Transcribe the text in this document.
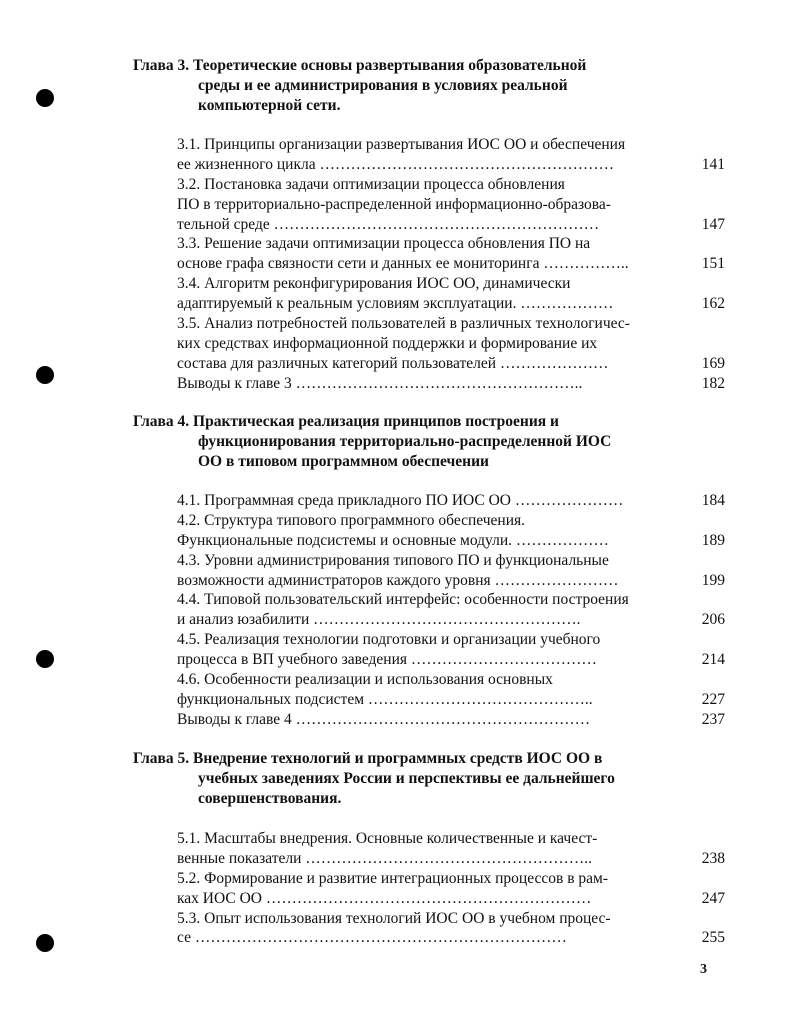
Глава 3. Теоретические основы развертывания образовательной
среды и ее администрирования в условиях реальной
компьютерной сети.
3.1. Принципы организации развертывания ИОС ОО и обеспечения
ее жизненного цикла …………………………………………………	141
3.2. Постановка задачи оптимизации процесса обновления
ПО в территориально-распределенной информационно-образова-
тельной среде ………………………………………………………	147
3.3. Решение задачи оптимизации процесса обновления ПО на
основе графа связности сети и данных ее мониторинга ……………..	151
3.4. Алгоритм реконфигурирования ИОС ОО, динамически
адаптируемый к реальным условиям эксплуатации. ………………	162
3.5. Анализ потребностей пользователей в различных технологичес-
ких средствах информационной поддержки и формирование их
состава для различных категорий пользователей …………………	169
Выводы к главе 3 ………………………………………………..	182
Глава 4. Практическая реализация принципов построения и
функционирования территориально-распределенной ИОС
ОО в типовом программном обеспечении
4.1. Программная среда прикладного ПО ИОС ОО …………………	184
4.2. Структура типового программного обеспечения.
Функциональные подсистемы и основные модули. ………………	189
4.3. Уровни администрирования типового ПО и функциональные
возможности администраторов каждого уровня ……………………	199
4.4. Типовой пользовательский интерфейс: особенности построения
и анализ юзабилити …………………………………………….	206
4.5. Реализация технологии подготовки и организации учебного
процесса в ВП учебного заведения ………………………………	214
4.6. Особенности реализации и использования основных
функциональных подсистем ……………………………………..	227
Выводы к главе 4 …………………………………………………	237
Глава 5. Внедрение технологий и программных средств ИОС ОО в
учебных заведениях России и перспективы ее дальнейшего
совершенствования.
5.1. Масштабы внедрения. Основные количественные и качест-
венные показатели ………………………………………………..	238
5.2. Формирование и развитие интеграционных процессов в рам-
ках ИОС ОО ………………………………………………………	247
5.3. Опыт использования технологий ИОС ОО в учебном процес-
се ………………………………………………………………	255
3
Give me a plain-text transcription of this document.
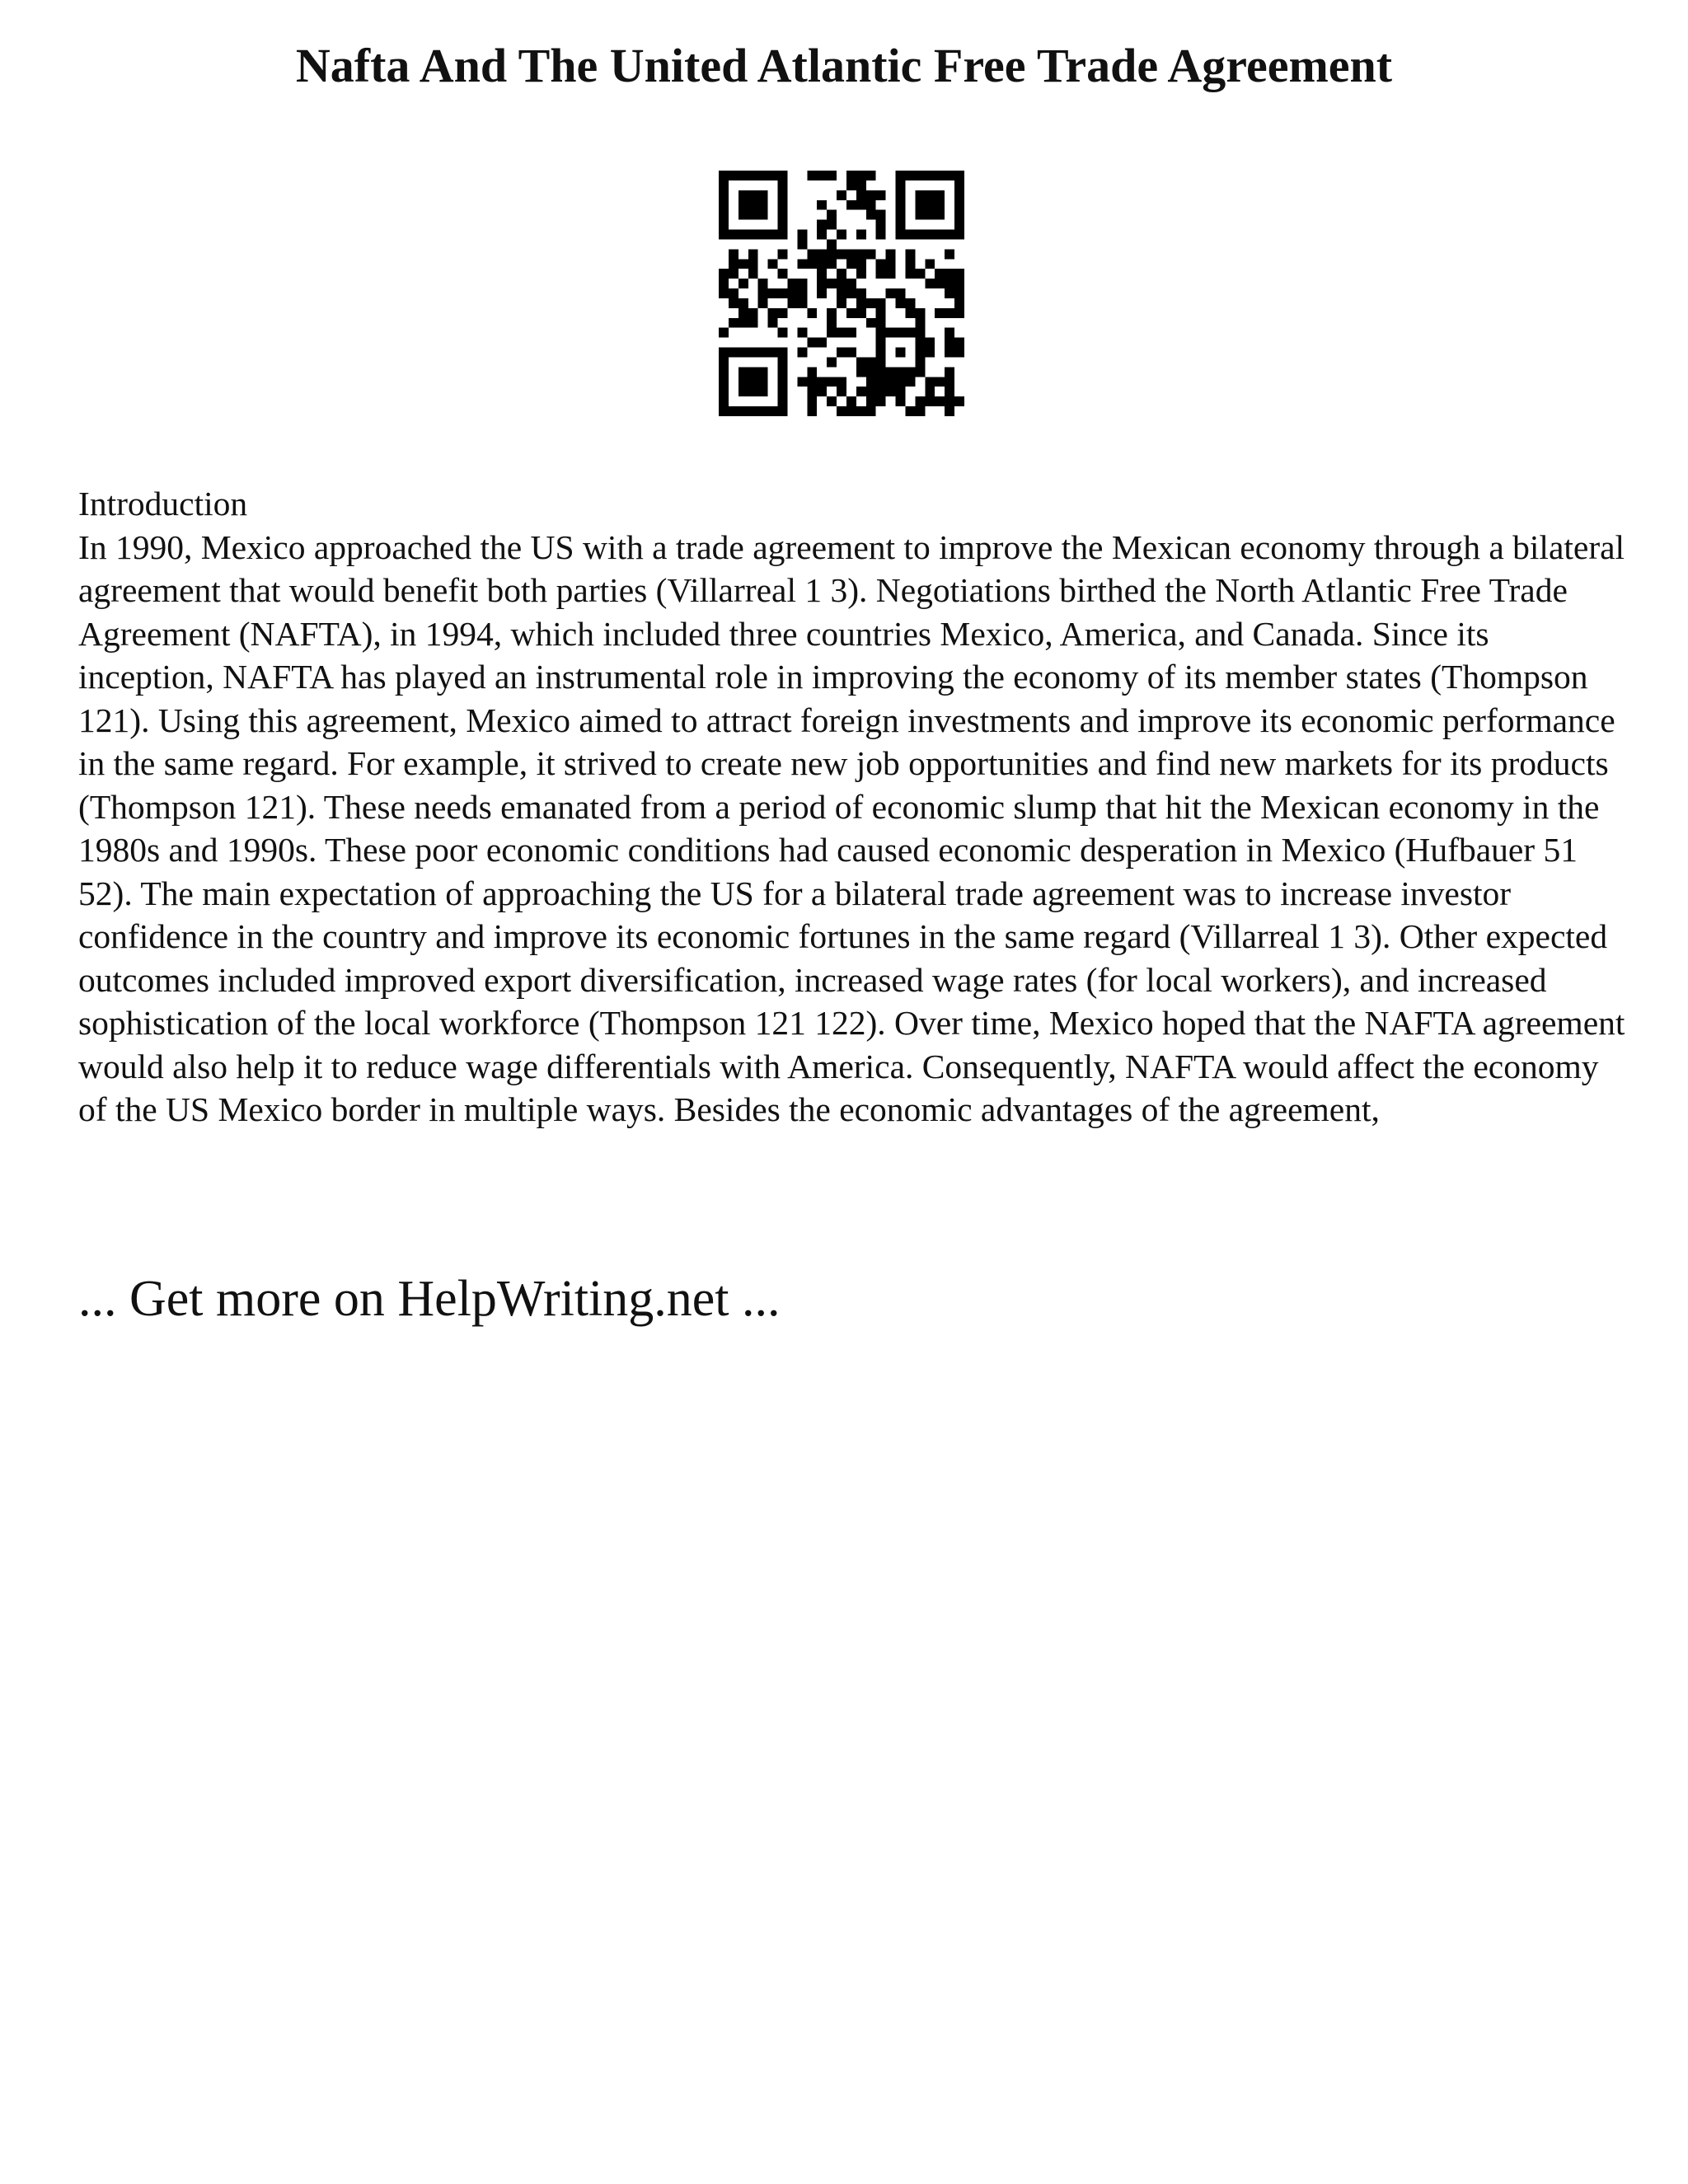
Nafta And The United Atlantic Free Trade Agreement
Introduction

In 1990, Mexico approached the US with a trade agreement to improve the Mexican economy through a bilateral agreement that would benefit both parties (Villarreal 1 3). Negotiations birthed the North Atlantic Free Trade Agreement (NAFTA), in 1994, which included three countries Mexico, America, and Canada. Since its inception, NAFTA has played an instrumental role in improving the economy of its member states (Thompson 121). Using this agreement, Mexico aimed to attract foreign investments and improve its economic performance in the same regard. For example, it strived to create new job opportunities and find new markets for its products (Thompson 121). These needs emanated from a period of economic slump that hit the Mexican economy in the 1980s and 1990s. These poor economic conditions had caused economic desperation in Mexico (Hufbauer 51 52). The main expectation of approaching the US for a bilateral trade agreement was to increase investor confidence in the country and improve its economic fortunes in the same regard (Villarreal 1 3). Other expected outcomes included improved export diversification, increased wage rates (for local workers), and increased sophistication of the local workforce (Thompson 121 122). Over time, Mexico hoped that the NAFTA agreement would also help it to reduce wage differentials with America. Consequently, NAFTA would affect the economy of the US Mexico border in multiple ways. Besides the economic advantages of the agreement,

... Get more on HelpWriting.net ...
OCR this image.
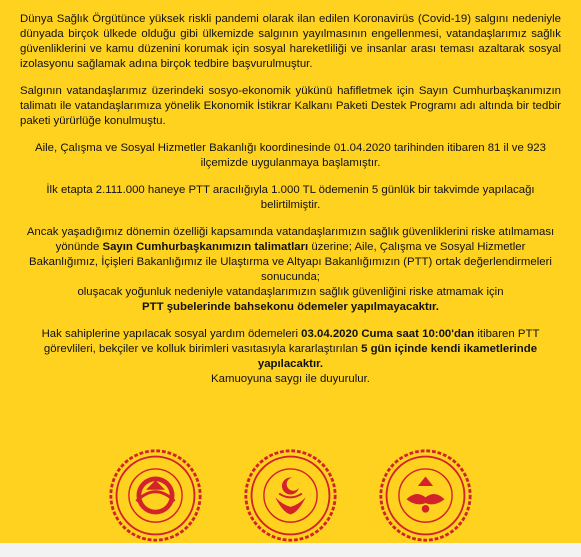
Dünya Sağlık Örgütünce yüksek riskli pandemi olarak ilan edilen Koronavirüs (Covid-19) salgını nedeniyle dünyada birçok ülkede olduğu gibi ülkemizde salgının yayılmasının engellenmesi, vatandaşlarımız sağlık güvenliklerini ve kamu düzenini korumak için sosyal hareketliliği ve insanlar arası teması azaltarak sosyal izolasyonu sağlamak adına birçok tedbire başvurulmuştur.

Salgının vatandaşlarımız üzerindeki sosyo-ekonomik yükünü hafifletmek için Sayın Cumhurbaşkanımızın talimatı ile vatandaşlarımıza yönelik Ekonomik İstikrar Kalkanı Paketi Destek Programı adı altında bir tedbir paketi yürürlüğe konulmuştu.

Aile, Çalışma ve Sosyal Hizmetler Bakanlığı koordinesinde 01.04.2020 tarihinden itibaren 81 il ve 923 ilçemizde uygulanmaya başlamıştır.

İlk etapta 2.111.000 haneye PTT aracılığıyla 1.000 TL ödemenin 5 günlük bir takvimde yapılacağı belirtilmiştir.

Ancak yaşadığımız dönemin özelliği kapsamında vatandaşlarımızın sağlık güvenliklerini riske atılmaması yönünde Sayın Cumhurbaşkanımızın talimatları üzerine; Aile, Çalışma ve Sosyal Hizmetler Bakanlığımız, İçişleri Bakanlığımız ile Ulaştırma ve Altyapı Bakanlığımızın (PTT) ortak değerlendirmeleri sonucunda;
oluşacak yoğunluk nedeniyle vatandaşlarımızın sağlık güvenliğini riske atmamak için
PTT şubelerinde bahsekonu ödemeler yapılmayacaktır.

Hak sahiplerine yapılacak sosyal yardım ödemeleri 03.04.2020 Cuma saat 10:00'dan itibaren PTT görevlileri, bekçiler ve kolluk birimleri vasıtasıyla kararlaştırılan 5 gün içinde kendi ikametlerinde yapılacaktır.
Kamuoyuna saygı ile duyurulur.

Problem details:
Reproduce the records above exactly, leaving out every picture they contain.

Expected answer:
Transcribe the text in this document.
Глава 3. Теоретические основы развертывания образовательной
среды и ее администрирования в условиях реальной
компьютерной сети.
3.1. Принципы организации развертывания ИОС ОО и обеспечения
ее жизненного цикла …………………………………………………	141
3.2. Постановка задачи оптимизации процесса обновления
ПО в территориально-распределенной информационно-образова-
тельной среде ………………………………………………………	147
3.3. Решение задачи оптимизации процесса обновления ПО на
основе графа связности сети и данных ее мониторинга ……………..	151
3.4. Алгоритм реконфигурирования ИОС ОО, динамически
адаптируемый к реальным условиям эксплуатации. ………………	162
3.5. Анализ потребностей пользователей в различных технологичес-
ких средствах информационной поддержки и формирование их
состава для различных категорий пользователей …………………	169
Выводы к главе 3 ………………………………………………..	182
Глава 4. Практическая реализация принципов построения и
функционирования территориально-распределенной ИОС
ОО в типовом программном обеспечении
4.1. Программная среда прикладного ПО ИОС ОО …………………	184
4.2. Структура типового программного обеспечения.
Функциональные подсистемы и основные модули. ………………	189
4.3. Уровни администрирования типового ПО и функциональные
возможности администраторов каждого уровня ……………………	199
4.4. Типовой пользовательский интерфейс: особенности построения
и анализ юзабилити …………………………………………….	206
4.5. Реализация технологии подготовки и организации учебного
процесса в ВП учебного заведения ………………………………	214
4.6. Особенности реализации и использования основных
функциональных подсистем ……………………………………..	227
Выводы к главе 4 …………………………………………………	237
Глава 5. Внедрение технологий и программных средств ИОС ОО в
учебных заведениях России и перспективы ее дальнейшего
совершенствования.
5.1. Масштабы внедрения. Основные количественные и качест-
венные показатели ………………………………………………..	238
5.2. Формирование и развитие интеграционных процессов в рам-
ках ИОС ОО ………………………………………………………	247
5.3. Опыт использования технологий ИОС ОО в учебном процес-
се ………………………………………………………………	255
3
Give me a plain-text transcription of this document.
Nafta And The United Atlantic Free Trade Agreement
Introduction

In 1990, Mexico approached the US with a trade agreement to improve the Mexican economy through a bilateral agreement that would benefit both parties (Villarreal 1 3). Negotiations birthed the North Atlantic Free Trade Agreement (NAFTA), in 1994, which included three countries Mexico, America, and Canada. Since its inception, NAFTA has played an instrumental role in improving the economy of its member states (Thompson 121). Using this agreement, Mexico aimed to attract foreign investments and improve its economic performance in the same regard. For example, it strived to create new job opportunities and find new markets for its products (Thompson 121). These needs emanated from a period of economic slump that hit the Mexican economy in the 1980s and 1990s. These poor economic conditions had caused economic desperation in Mexico (Hufbauer 51 52). The main expectation of approaching the US for a bilateral trade agreement was to increase investor confidence in the country and improve its economic fortunes in the same regard (Villarreal 1 3). Other expected outcomes included improved export diversification, increased wage rates (for local workers), and increased sophistication of the local workforce (Thompson 121 122). Over time, Mexico hoped that the NAFTA agreement would also help it to reduce wage differentials with America. Consequently, NAFTA would affect the economy of the US Mexico border in multiple ways. Besides the economic advantages of the agreement,

... Get more on HelpWriting.net ...
OCR this image.
Dünya Sağlık Örgütünce yüksek riskli pandemi olarak ilan edilen Koronavirüs (Covid-19) salgını nedeniyle dünyada birçok ülkede olduğu gibi ülkemizde salgının yayılmasının engellenmesi, vatandaşlarımız sağlık güvenliklerini ve kamu düzenini korumak için sosyal hareketliliği ve insanlar arası teması azaltarak sosyal izolasyonu sağlamak adına birçok tedbire başvurulmuştur.

Salgının vatandaşlarımız üzerindeki sosyo-ekonomik yükünü hafifletmek için Sayın Cumhurbaşkanımızın talimatı ile vatandaşlarımıza yönelik Ekonomik İstikrar Kalkanı Paketi Destek Programı adı altında bir tedbir paketi yürürlüğe konulmuştu.

Aile, Çalışma ve Sosyal Hizmetler Bakanlığı koordinesinde 01.04.2020 tarihinden itibaren 81 il ve 923 ilçemizde uygulanmaya başlamıştır.

İlk etapta 2.111.000 haneye PTT aracılığıyla 1.000 TL ödemenin 5 günlük bir takvimde yapılacağı belirtilmiştir.

Ancak yaşadığımız dönemin özelliği kapsamında vatandaşlarımızın sağlık güvenliklerini riske atılmaması yönünde Sayın Cumhurbaşkanımızın talimatları üzerine; Aile, Çalışma ve Sosyal Hizmetler Bakanlığımız, İçişleri Bakanlığımız ile Ulaştırma ve Altyapı Bakanlığımızın (PTT) ortak değerlendirmeleri sonucunda;
oluşacak yoğunluk nedeniyle vatandaşlarımızın sağlık güvenliğini riske atmamak için
PTT şubelerinde bahsekonu ödemeler yapılmayacaktır.

Hak sahiplerine yapılacak sosyal yardım ödemeleri 03.04.2020 Cuma saat 10:00'dan itibaren PTT görevlileri, bekçiler ve kolluk birimleri vasıtasıyla kararlaştırılan 5 gün içinde kendi ikametlerinde yapılacaktır.
Kamuoyuna saygı ile duyurulur.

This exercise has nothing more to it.